____ The input

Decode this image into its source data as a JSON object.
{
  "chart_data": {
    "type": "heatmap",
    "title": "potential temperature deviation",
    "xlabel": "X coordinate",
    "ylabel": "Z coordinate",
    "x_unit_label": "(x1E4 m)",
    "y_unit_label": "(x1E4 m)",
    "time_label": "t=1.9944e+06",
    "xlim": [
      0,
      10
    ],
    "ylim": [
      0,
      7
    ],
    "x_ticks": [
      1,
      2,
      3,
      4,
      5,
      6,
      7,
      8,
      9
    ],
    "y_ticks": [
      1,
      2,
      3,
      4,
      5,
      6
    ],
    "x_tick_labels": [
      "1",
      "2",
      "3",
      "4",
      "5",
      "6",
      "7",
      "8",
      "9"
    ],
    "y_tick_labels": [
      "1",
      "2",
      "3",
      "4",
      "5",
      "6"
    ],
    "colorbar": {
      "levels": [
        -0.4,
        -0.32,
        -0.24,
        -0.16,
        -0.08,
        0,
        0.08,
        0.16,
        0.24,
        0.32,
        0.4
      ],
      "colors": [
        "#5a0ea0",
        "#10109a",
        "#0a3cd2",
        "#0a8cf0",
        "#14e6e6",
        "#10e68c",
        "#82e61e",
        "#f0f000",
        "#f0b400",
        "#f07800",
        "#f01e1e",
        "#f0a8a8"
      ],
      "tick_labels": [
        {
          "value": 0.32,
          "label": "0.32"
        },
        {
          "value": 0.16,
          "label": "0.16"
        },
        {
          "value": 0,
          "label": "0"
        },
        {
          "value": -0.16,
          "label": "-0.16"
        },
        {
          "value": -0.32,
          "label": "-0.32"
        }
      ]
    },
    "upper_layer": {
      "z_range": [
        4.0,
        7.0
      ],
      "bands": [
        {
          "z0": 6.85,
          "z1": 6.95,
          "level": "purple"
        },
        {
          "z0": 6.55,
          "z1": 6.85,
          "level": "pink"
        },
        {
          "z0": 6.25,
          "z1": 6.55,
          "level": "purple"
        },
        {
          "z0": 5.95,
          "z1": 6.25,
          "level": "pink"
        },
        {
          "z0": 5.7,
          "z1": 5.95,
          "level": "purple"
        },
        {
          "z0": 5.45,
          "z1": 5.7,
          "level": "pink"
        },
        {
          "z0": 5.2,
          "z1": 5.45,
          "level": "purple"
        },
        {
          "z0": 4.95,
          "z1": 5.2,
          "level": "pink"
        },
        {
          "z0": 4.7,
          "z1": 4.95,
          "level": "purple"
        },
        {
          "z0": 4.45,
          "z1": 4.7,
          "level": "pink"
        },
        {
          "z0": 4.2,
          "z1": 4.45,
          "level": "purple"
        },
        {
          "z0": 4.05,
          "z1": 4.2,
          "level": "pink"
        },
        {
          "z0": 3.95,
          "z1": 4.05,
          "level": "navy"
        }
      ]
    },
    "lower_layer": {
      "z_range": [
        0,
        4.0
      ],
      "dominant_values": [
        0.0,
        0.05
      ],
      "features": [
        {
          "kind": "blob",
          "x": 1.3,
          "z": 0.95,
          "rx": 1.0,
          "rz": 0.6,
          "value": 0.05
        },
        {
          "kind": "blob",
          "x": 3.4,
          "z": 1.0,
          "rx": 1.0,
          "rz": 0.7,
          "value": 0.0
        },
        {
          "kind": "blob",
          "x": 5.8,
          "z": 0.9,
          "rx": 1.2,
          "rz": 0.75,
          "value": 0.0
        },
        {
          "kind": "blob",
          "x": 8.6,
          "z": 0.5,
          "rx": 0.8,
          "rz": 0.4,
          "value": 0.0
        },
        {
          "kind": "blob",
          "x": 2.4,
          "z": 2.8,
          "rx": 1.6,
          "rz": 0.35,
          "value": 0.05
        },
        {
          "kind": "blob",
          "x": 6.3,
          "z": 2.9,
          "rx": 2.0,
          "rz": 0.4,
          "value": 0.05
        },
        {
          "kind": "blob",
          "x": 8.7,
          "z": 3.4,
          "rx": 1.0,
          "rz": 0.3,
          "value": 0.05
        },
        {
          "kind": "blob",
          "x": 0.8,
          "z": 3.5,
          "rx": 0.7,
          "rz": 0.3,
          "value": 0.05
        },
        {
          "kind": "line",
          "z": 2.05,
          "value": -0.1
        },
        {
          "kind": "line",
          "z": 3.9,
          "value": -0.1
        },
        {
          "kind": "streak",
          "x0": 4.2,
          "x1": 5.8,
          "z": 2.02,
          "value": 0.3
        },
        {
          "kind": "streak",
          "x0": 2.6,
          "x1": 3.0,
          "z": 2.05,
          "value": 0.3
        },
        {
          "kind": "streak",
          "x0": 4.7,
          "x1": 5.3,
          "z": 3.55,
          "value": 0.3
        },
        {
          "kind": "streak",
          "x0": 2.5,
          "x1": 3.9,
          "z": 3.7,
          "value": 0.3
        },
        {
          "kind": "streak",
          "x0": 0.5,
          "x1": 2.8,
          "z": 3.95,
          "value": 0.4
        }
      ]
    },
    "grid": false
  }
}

________

◆ **What you are asked to do**:
Reproduce all of the records exactly.

◆ **Result of this exercise**:
Decode this image into its source data as a JSON object.
{
  "chart_data": {
    "type": "heatmap",
    "title": "potential temperature deviation",
    "xlabel": "X coordinate",
    "ylabel": "Z coordinate",
    "x_unit_label": "(x1E4 m)",
    "y_unit_label": "(x1E4 m)",
    "time_label": "t=1.9944e+06",
    "xlim": [
      0,
      10
    ],
    "ylim": [
      0,
      7
    ],
    "x_ticks": [
      1,
      2,
      3,
      4,
      5,
      6,
      7,
      8,
      9
    ],
    "y_ticks": [
      1,
      2,
      3,
      4,
      5,
      6
    ],
    "x_tick_labels": [
      "1",
      "2",
      "3",
      "4",
      "5",
      "6",
      "7",
      "8",
      "9"
    ],
    "y_tick_labels": [
      "1",
      "2",
      "3",
      "4",
      "5",
      "6"
    ],
    "colorbar": {
      "levels": [
        -0.4,
        -0.32,
        -0.24,
        -0.16,
        -0.08,
        0,
        0.08,
        0.16,
        0.24,
        0.32,
        0.4
      ],
      "colors": [
        "#5a0ea0",
        "#10109a",
        "#0a3cd2",
        "#0a8cf0",
        "#14e6e6",
        "#10e68c",
        "#82e61e",
        "#f0f000",
        "#f0b400",
        "#f07800",
        "#f01e1e",
        "#f0a8a8"
      ],
      "tick_labels": [
        {
          "value": 0.32,
          "label": "0.32"
        },
        {
          "value": 0.16,
          "label": "0.16"
        },
        {
          "value": 0,
          "label": "0"
        },
        {
          "value": -0.16,
          "label": "-0.16"
        },
        {
          "value": -0.32,
          "label": "-0.32"
        }
      ]
    },
    "upper_layer": {
      "z_range": [
        4.0,
        7.0
      ],
      "bands": [
        {
          "z0": 6.85,
          "z1": 6.95,
          "level": "purple"
        },
        {
          "z0": 6.55,
          "z1": 6.85,
          "level": "pink"
        },
        {
          "z0": 6.25,
          "z1": 6.55,
          "level": "purple"
        },
        {
          "z0": 5.95,
          "z1": 6.25,
          "level": "pink"
        },
        {
          "z0": 5.7,
          "z1": 5.95,
          "level": "purple"
        },
        {
          "z0": 5.45,
          "z1": 5.7,
          "level": "pink"
        },
        {
          "z0": 5.2,
          "z1": 5.45,
          "level": "purple"
        },
        {
          "z0": 4.95,
          "z1": 5.2,
          "level": "pink"
        },
        {
          "z0": 4.7,
          "z1": 4.95,
          "level": "purple"
        },
        {
          "z0": 4.45,
          "z1": 4.7,
          "level": "pink"
        },
        {
          "z0": 4.2,
          "z1": 4.45,
          "level": "purple"
        },
        {
          "z0": 4.05,
          "z1": 4.2,
          "level": "pink"
        },
        {
          "z0": 3.95,
          "z1": 4.05,
          "level": "navy"
        }
      ]
    },
    "lower_layer": {
      "z_range": [
        0,
        4.0
      ],
      "dominant_values": [
        0.0,
        0.05
      ],
      "features": [
        {
          "kind": "blob",
          "x": 1.3,
          "z": 0.95,
          "rx": 1.0,
          "rz": 0.6,
          "value": 0.05
        },
        {
          "kind": "blob",
          "x": 3.4,
          "z": 1.0,
          "rx": 1.0,
          "rz": 0.7,
          "value": 0.0
        },
        {
          "kind": "blob",
          "x": 5.8,
          "z": 0.9,
          "rx": 1.2,
          "rz": 0.75,
          "value": 0.0
        },
        {
          "kind": "blob",
          "x": 8.6,
          "z": 0.5,
          "rx": 0.8,
          "rz": 0.4,
          "value": 0.0
        },
        {
          "kind": "blob",
          "x": 2.4,
          "z": 2.8,
          "rx": 1.6,
          "rz": 0.35,
          "value": 0.05
        },
        {
          "kind": "blob",
          "x": 6.3,
          "z": 2.9,
          "rx": 2.0,
          "rz": 0.4,
          "value": 0.05
        },
        {
          "kind": "blob",
          "x": 8.7,
          "z": 3.4,
          "rx": 1.0,
          "rz": 0.3,
          "value": 0.05
        },
        {
          "kind": "blob",
          "x": 0.8,
          "z": 3.5,
          "rx": 0.7,
          "rz": 0.3,
          "value": 0.05
        },
        {
          "kind": "line",
          "z": 2.05,
          "value": -0.1
        },
        {
          "kind": "line",
          "z": 3.9,
          "value": -0.1
        },
        {
          "kind": "streak",
          "x0": 4.2,
          "x1": 5.8,
          "z": 2.02,
          "value": 0.3
        },
        {
          "kind": "streak",
          "x0": 2.6,
          "x1": 3.0,
          "z": 2.05,
          "value": 0.3
        },
        {
          "kind": "streak",
          "x0": 4.7,
          "x1": 5.3,
          "z": 3.55,
          "value": 0.3
        },
        {
          "kind": "streak",
          "x0": 2.5,
          "x1": 3.9,
          "z": 3.7,
          "value": 0.3
        },
        {
          "kind": "streak",
          "x0": 0.5,
          "x1": 2.8,
          "z": 3.95,
          "value": 0.4
        }
      ]
    },
    "grid": false
  }
}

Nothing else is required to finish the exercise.